**Exercise task**
Reply with the count of lines holding "งงานจ", nothing more.

**Records supplied**
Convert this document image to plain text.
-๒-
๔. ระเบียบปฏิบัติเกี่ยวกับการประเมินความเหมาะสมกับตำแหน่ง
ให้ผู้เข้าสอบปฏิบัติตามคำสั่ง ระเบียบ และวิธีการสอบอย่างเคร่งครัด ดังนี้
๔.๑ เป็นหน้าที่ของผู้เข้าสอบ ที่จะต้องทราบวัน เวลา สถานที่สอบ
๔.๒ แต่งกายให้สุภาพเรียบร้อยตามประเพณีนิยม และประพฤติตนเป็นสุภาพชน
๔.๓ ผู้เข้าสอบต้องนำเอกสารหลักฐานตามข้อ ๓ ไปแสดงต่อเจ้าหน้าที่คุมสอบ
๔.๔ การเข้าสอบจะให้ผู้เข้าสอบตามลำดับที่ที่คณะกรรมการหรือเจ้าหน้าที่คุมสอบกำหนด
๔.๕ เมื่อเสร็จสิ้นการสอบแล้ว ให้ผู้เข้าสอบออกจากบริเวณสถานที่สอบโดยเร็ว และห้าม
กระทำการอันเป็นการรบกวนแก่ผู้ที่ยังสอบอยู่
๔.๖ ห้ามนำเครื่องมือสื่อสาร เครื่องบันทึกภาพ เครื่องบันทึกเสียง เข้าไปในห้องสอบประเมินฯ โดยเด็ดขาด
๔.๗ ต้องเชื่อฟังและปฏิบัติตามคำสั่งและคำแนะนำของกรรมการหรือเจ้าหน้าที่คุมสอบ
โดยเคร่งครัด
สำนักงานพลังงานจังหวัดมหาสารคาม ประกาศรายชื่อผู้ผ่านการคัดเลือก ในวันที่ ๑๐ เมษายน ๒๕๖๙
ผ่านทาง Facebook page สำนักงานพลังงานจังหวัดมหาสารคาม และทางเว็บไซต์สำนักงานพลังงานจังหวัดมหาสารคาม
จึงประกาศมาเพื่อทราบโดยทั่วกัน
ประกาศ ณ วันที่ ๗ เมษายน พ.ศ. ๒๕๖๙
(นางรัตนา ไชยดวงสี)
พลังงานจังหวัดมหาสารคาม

**Written response**
3